# PROBLEMS TO SOLVE:
1. Retype the passage on Scrapy coroutine support from "The following callables" up to and including "output is processed.".
2. According to the passage on Scrapy coroutine support, what happens to a callback's output if the callback raises an exception?
3. Summarize the passage on Scrapy coroutine support in two sentences.

# PASSAGE FOR REVIEW:
▬▬▬
Scrapy has :ref:`partial support <coroutine-support>` for the
:ref:`coroutine syntax <async>`.

.. _coroutine-support:

Supported callables
===================

The following callables may be defined as coroutines using ``async def``, and
hence use coroutine syntax (e.g. ``await``, ``async for``, ``async with``):

-   :class:`~scrapy.http.Request` callbacks.

    .. note:: The callback output is not processed until the whole callback
        finishes.

        As a side effect, if the callback raises an exception, none of its
        output is processed.

        This is a known caveat of the current implementation that we aim to
        address in a future version of Scrapy.

-   The :meth:`process_item` method of
    :ref:`item pipelines <topics-item-pipeline>`.
▬▬▬
# AVAILABLE DATA:
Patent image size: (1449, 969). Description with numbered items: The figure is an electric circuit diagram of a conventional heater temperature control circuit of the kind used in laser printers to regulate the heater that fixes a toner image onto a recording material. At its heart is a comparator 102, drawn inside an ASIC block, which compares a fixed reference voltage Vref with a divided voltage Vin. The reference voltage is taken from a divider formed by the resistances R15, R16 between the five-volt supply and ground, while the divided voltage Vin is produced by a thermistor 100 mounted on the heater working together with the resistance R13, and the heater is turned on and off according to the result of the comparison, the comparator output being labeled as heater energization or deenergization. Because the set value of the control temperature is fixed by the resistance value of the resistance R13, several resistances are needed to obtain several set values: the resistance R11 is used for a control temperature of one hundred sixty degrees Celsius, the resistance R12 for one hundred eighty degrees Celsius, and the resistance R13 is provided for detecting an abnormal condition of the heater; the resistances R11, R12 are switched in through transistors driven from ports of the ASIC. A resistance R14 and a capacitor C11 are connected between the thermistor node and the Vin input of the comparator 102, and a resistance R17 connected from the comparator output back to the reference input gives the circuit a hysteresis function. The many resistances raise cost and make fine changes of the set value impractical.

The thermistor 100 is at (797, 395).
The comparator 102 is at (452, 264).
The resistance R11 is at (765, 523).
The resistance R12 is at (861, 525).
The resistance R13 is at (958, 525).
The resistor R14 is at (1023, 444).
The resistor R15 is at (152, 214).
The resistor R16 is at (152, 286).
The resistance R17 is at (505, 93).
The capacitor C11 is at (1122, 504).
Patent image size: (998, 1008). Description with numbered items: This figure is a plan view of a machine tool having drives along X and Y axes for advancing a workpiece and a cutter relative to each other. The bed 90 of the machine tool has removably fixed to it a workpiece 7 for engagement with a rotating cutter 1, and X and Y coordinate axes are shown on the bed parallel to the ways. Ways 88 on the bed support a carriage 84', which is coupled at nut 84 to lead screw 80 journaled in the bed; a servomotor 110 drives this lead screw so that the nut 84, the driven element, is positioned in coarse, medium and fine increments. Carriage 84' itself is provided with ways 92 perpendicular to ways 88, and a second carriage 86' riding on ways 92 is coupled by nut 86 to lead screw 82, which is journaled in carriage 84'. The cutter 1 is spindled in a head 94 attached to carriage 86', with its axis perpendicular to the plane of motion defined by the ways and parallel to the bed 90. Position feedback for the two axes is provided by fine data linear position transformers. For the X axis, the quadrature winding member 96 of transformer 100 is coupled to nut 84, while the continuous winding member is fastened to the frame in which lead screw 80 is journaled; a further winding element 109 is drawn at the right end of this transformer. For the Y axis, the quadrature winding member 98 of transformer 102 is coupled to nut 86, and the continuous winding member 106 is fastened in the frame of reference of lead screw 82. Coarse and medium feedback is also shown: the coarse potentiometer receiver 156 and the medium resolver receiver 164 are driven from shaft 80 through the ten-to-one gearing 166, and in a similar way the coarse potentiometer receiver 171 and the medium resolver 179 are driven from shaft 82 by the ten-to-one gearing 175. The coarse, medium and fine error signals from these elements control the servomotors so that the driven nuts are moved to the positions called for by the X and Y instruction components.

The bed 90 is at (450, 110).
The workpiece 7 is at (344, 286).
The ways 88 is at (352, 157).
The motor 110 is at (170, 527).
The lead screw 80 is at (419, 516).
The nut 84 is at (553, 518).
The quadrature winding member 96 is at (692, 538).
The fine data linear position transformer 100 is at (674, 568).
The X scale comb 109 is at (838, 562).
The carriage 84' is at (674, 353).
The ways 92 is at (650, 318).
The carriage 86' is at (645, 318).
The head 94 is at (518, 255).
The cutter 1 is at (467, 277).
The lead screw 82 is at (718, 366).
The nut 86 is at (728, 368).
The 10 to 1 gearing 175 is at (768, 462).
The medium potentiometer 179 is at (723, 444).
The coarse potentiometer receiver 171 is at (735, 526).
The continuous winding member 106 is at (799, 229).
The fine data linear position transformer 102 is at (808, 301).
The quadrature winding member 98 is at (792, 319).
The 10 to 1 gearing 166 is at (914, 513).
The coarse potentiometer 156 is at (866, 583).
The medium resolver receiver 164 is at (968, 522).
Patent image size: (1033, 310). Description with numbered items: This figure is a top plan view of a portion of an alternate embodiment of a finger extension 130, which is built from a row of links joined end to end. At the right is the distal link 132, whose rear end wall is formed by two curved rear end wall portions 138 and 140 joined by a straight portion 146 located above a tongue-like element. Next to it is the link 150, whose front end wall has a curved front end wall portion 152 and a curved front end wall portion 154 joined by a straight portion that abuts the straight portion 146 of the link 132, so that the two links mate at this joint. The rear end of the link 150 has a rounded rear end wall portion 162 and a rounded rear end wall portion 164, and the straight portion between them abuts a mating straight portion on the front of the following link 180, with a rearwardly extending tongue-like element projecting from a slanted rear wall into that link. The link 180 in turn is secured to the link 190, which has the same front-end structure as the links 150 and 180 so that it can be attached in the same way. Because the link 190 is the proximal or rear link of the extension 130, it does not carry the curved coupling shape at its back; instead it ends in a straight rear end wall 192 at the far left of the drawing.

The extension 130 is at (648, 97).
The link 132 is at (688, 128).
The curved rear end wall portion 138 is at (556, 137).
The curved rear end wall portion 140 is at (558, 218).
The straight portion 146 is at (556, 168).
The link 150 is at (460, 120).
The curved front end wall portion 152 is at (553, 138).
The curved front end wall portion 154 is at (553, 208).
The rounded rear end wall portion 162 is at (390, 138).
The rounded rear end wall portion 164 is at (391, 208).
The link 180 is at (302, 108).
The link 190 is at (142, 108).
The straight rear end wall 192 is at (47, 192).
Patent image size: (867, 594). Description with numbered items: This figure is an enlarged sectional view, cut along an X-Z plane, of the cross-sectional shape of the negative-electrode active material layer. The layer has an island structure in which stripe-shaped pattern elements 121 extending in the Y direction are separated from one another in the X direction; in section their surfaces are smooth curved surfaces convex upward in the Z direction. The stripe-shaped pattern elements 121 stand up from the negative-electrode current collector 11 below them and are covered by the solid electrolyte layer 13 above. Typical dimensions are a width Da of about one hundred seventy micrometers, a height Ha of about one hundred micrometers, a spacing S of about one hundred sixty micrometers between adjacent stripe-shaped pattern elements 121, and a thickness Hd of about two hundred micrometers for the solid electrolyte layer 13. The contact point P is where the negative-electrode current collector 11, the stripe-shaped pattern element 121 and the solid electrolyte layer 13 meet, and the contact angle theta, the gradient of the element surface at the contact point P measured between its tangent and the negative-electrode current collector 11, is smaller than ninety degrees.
▬▬▬
# RESPONSES IN ORDER:
1.
The following callables may be defined as coroutines using ``async def``, and
hence use coroutine syntax (e.g. ``await``, ``async for``, ``async with``):

-   :class:`~scrapy.http.Request` callbacks.

    .. note:: The callback output is not processed until the whole callback
        finishes.

        As a side effect, if the callback raises an exception, none of its
        output is processed.

2. None of its output is processed.

3. Scrapy has partial support for coroutine syntax, and certain callables may be defined as coroutines using async def, including Request callbacks and the process_item method of item pipelines. A callback's output is not processed until the whole callback finishes, so if it raises an exception none of its output is processed, a known caveat that Scrapy aims to address in a future version.